> **Task instructions**: Write out all entries word for word.

══ Data shown ══

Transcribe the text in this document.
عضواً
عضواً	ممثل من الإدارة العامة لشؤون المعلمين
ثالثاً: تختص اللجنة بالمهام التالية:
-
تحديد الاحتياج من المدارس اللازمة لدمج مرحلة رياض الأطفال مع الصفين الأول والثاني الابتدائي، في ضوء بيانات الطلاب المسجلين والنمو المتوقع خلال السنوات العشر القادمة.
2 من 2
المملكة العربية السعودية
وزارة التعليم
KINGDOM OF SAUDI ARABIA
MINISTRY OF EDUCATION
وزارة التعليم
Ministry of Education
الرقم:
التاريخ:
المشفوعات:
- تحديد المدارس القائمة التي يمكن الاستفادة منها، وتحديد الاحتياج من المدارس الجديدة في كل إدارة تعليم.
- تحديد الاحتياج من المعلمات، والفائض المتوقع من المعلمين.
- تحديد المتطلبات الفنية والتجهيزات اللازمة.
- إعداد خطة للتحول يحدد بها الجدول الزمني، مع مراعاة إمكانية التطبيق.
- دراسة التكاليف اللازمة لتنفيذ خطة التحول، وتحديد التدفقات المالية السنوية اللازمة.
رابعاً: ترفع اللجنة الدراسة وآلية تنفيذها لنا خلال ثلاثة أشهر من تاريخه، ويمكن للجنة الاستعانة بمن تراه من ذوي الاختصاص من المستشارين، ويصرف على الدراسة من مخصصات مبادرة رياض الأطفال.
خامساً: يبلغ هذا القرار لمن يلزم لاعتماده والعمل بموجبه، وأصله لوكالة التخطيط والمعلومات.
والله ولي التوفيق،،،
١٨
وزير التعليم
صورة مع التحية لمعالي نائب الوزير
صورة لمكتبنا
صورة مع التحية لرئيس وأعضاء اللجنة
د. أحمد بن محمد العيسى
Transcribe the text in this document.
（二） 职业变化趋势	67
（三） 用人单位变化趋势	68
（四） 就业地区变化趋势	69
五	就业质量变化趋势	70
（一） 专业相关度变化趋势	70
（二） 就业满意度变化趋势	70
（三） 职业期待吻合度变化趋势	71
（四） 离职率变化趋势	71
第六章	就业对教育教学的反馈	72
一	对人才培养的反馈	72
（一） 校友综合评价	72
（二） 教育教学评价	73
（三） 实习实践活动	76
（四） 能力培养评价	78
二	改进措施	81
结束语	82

═══

> **Written answer**:
Transcribe the text in this document.
عضواً
عضواً	ممثل من الإدارة العامة لشؤون المعلمين
ثالثاً: تختص اللجنة بالمهام التالية:
-
تحديد الاحتياج من المدارس اللازمة لدمج مرحلة رياض الأطفال مع الصفين الأول والثاني الابتدائي، في ضوء بيانات الطلاب المسجلين والنمو المتوقع خلال السنوات العشر القادمة.
2 من 2
المملكة العربية السعودية
وزارة التعليم
KINGDOM OF SAUDI ARABIA
MINISTRY OF EDUCATION
وزارة التعليم
Ministry of Education
الرقم:
التاريخ:
المشفوعات:
- تحديد المدارس القائمة التي يمكن الاستفادة منها، وتحديد الاحتياج من المدارس الجديدة في كل إدارة تعليم.
- تحديد الاحتياج من المعلمات، والفائض المتوقع من المعلمين.
- تحديد المتطلبات الفنية والتجهيزات اللازمة.
- إعداد خطة للتحول يحدد بها الجدول الزمني، مع مراعاة إمكانية التطبيق.
- دراسة التكاليف اللازمة لتنفيذ خطة التحول، وتحديد التدفقات المالية السنوية اللازمة.
رابعاً: ترفع اللجنة الدراسة وآلية تنفيذها لنا خلال ثلاثة أشهر من تاريخه، ويمكن للجنة الاستعانة بمن تراه من ذوي الاختصاص من المستشارين، ويصرف على الدراسة من مخصصات مبادرة رياض الأطفال.
خامساً: يبلغ هذا القرار لمن يلزم لاعتماده والعمل بموجبه، وأصله لوكالة التخطيط والمعلومات.
والله ولي التوفيق،،،
١٨
وزير التعليم
صورة مع التحية لمعالي نائب الوزير
صورة لمكتبنا
صورة مع التحية لرئيس وأعضاء اللجنة
د. أحمد بن محمد العيسى
Transcribe the text in this document.
（二） 职业变化趋势	67
（三） 用人单位变化趋势	68
（四） 就业地区变化趋势	69
五	就业质量变化趋势	70
（一） 专业相关度变化趋势	70
（二） 就业满意度变化趋势	70
（三） 职业期待吻合度变化趋势	71
（四） 离职率变化趋势	71
第六章	就业对教育教学的反馈	72
一	对人才培养的反馈	72
（一） 校友综合评价	72
（二） 教育教学评价	73
（三） 实习实践活动	76
（四） 能力培养评价	78
二	改进措施	81
结束语	82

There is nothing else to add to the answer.